WRITTEN REQUEST: Return every line of the records below word for word, with no changes.
- - -
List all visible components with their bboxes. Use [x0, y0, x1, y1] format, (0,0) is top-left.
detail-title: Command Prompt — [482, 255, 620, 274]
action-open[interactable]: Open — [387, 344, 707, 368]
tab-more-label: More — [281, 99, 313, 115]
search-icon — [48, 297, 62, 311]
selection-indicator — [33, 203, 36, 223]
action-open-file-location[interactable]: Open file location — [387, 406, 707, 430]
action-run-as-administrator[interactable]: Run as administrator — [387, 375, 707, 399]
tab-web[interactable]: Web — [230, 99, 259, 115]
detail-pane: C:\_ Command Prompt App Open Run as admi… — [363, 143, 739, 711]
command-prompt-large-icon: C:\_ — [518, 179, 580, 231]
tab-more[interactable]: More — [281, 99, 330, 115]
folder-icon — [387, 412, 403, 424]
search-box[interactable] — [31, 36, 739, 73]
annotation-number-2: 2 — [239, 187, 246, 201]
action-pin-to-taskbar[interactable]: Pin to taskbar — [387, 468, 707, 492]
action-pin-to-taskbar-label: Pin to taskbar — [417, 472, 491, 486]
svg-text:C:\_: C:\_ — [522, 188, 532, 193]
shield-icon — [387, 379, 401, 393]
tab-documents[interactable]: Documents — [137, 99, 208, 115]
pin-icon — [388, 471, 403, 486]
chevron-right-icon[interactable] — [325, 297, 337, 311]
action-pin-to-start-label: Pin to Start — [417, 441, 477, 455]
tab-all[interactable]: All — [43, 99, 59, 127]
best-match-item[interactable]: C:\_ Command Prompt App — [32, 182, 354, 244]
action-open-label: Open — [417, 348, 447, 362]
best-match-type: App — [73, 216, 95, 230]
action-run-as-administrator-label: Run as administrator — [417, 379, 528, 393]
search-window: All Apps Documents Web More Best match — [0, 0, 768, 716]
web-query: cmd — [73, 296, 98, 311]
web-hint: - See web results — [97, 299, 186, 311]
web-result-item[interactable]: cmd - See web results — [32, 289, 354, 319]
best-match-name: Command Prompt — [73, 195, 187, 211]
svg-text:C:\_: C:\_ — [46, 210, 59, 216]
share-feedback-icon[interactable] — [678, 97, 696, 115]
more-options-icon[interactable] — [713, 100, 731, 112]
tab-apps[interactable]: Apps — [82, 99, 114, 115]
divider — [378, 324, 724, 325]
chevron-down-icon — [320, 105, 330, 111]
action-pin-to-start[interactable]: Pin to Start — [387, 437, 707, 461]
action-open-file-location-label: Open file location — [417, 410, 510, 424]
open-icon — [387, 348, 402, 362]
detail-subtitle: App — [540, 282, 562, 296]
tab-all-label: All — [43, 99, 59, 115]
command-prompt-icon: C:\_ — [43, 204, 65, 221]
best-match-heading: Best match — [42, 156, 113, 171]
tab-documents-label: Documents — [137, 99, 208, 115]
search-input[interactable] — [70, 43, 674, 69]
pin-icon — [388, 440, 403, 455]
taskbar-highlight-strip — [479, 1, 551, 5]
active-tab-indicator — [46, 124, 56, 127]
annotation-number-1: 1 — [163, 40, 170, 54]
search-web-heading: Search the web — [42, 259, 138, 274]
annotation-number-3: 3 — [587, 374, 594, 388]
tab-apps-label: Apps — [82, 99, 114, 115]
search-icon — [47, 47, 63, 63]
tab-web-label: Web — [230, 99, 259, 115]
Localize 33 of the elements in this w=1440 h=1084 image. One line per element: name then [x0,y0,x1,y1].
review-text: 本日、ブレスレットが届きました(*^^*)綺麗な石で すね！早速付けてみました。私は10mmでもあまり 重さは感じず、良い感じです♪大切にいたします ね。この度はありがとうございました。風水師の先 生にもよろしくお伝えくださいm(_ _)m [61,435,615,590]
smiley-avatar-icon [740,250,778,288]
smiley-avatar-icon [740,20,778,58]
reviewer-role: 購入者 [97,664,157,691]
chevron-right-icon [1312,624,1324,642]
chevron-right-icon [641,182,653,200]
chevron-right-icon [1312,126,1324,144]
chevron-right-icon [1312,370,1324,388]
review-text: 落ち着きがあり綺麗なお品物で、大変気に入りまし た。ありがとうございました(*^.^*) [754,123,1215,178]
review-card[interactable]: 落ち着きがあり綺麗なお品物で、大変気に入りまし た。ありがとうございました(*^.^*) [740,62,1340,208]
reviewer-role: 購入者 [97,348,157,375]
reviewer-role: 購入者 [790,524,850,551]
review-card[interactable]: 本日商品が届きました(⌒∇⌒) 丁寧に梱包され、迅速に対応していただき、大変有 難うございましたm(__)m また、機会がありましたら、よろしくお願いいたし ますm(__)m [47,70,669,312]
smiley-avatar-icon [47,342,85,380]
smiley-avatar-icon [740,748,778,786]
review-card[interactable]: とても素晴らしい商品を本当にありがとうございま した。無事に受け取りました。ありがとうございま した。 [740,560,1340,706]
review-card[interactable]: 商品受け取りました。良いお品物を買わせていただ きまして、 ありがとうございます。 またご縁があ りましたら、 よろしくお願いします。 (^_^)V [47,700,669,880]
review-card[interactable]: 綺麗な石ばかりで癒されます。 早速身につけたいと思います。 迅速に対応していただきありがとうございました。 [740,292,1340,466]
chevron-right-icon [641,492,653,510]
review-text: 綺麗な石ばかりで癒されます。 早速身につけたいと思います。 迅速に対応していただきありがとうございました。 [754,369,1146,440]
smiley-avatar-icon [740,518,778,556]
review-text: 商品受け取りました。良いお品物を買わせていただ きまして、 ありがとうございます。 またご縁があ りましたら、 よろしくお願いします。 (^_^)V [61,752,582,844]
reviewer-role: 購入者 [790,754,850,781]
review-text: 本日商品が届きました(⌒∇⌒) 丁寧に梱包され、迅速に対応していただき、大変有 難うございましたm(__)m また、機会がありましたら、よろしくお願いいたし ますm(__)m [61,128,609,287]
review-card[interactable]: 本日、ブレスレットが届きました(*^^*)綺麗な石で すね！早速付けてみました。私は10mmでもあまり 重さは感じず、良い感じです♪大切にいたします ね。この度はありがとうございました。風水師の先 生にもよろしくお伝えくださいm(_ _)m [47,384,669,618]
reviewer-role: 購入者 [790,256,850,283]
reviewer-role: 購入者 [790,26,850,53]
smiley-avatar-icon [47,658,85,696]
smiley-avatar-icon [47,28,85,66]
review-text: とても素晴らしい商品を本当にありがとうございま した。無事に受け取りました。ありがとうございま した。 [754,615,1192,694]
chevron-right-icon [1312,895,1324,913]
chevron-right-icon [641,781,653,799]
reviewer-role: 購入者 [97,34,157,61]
- - -
FINISHED TASK:
List all visible components with their bboxes. Use [x0, y0, x1, y1] format, (0,0) is top-left.
detail-title: Command Prompt — [482, 255, 620, 274]
action-open[interactable]: Open — [387, 344, 707, 368]
tab-more-label: More — [281, 99, 313, 115]
search-icon — [48, 297, 62, 311]
selection-indicator — [33, 203, 36, 223]
action-open-file-location[interactable]: Open file location — [387, 406, 707, 430]
action-run-as-administrator[interactable]: Run as administrator — [387, 375, 707, 399]
tab-web[interactable]: Web — [230, 99, 259, 115]
detail-pane: C:\_ Command Prompt App Open Run as admi… — [363, 143, 739, 711]
command-prompt-large-icon: C:\_ — [518, 179, 580, 231]
tab-more[interactable]: More — [281, 99, 330, 115]
folder-icon — [387, 412, 403, 424]
search-box[interactable] — [31, 36, 739, 73]
annotation-number-2: 2 — [239, 187, 246, 201]
action-pin-to-taskbar[interactable]: Pin to taskbar — [387, 468, 707, 492]
action-pin-to-taskbar-label: Pin to taskbar — [417, 472, 491, 486]
svg-text:C:\_: C:\_ — [522, 188, 532, 193]
shield-icon — [387, 379, 401, 393]
tab-documents[interactable]: Documents — [137, 99, 208, 115]
pin-icon — [388, 471, 403, 486]
chevron-right-icon[interactable] — [325, 297, 337, 311]
action-pin-to-start-label: Pin to Start — [417, 441, 477, 455]
tab-all[interactable]: All — [43, 99, 59, 127]
best-match-item[interactable]: C:\_ Command Prompt App — [32, 182, 354, 244]
action-open-label: Open — [417, 348, 447, 362]
best-match-type: App — [73, 216, 95, 230]
action-run-as-administrator-label: Run as administrator — [417, 379, 528, 393]
search-window: All Apps Documents Web More Best match — [0, 0, 768, 716]
web-query: cmd — [73, 296, 98, 311]
web-hint: - See web results — [97, 299, 186, 311]
web-result-item[interactable]: cmd - See web results — [32, 289, 354, 319]
best-match-name: Command Prompt — [73, 195, 187, 211]
svg-text:C:\_: C:\_ — [46, 210, 59, 216]
share-feedback-icon[interactable] — [678, 97, 696, 115]
more-options-icon[interactable] — [713, 100, 731, 112]
tab-apps[interactable]: Apps — [82, 99, 114, 115]
divider — [378, 324, 724, 325]
chevron-down-icon — [320, 105, 330, 111]
action-pin-to-start[interactable]: Pin to Start — [387, 437, 707, 461]
action-open-file-location-label: Open file location — [417, 410, 510, 424]
open-icon — [387, 348, 402, 362]
detail-subtitle: App — [540, 282, 562, 296]
tab-all-label: All — [43, 99, 59, 115]
command-prompt-icon: C:\_ — [43, 204, 65, 221]
best-match-heading: Best match — [42, 156, 113, 171]
tab-documents-label: Documents — [137, 99, 208, 115]
search-input[interactable] — [70, 43, 674, 69]
pin-icon — [388, 440, 403, 455]
taskbar-highlight-strip — [479, 1, 551, 5]
active-tab-indicator — [46, 124, 56, 127]
annotation-number-1: 1 — [163, 40, 170, 54]
search-web-heading: Search the web — [42, 259, 138, 274]
annotation-number-3: 3 — [587, 374, 594, 388]
tab-apps-label: Apps — [82, 99, 114, 115]
search-icon — [47, 47, 63, 63]
tab-web-label: Web — [230, 99, 259, 115]
Localize 33 of the elements in this w=1440 h=1084 image. One line per element: name then [x0,y0,x1,y1].
review-text: 本日、ブレスレットが届きました(*^^*)綺麗な石で すね！早速付けてみました。私は10mmでもあまり 重さは感じず、良い感じです♪大切にいたします ね。この度はありがとうございました。風水師の先 生にもよろしくお伝えくださいm(_ _)m [61,435,615,590]
smiley-avatar-icon [740,250,778,288]
smiley-avatar-icon [740,20,778,58]
reviewer-role: 購入者 [97,664,157,691]
chevron-right-icon [1312,624,1324,642]
chevron-right-icon [641,182,653,200]
chevron-right-icon [1312,126,1324,144]
chevron-right-icon [1312,370,1324,388]
review-text: 落ち着きがあり綺麗なお品物で、大変気に入りまし た。ありがとうございました(*^.^*) [754,123,1215,178]
review-card[interactable]: 落ち着きがあり綺麗なお品物で、大変気に入りまし た。ありがとうございました(*^.^*) [740,62,1340,208]
reviewer-role: 購入者 [97,348,157,375]
reviewer-role: 購入者 [790,524,850,551]
review-card[interactable]: 本日商品が届きました(⌒∇⌒) 丁寧に梱包され、迅速に対応していただき、大変有 難うございましたm(__)m また、機会がありましたら、よろしくお願いいたし ますm(__)m [47,70,669,312]
smiley-avatar-icon [47,342,85,380]
smiley-avatar-icon [740,748,778,786]
review-card[interactable]: とても素晴らしい商品を本当にありがとうございま した。無事に受け取りました。ありがとうございま した。 [740,560,1340,706]
review-card[interactable]: 商品受け取りました。良いお品物を買わせていただ きまして、 ありがとうございます。 またご縁があ りましたら、 よろしくお願いします。 (^_^)V [47,700,669,880]
review-card[interactable]: 綺麗な石ばかりで癒されます。 早速身につけたいと思います。 迅速に対応していただきありがとうございました。 [740,292,1340,466]
chevron-right-icon [641,492,653,510]
review-text: 綺麗な石ばかりで癒されます。 早速身につけたいと思います。 迅速に対応していただきありがとうございました。 [754,369,1146,440]
smiley-avatar-icon [740,518,778,556]
review-text: 商品受け取りました。良いお品物を買わせていただ きまして、 ありがとうございます。 またご縁があ りましたら、 よろしくお願いします。 (^_^)V [61,752,582,844]
reviewer-role: 購入者 [790,754,850,781]
review-text: 本日商品が届きました(⌒∇⌒) 丁寧に梱包され、迅速に対応していただき、大変有 難うございましたm(__)m また、機会がありましたら、よろしくお願いいたし ますm(__)m [61,128,609,287]
review-card[interactable]: 本日、ブレスレットが届きました(*^^*)綺麗な石で すね！早速付けてみました。私は10mmでもあまり 重さは感じず、良い感じです♪大切にいたします ね。この度はありがとうございました。風水師の先 生にもよろしくお伝えくださいm(_ _)m [47,384,669,618]
reviewer-role: 購入者 [790,256,850,283]
reviewer-role: 購入者 [790,26,850,53]
smiley-avatar-icon [47,658,85,696]
smiley-avatar-icon [47,28,85,66]
review-text: とても素晴らしい商品を本当にありがとうございま した。無事に受け取りました。ありがとうございま した。 [754,615,1192,694]
chevron-right-icon [1312,895,1324,913]
chevron-right-icon [641,781,653,799]
reviewer-role: 購入者 [97,34,157,61]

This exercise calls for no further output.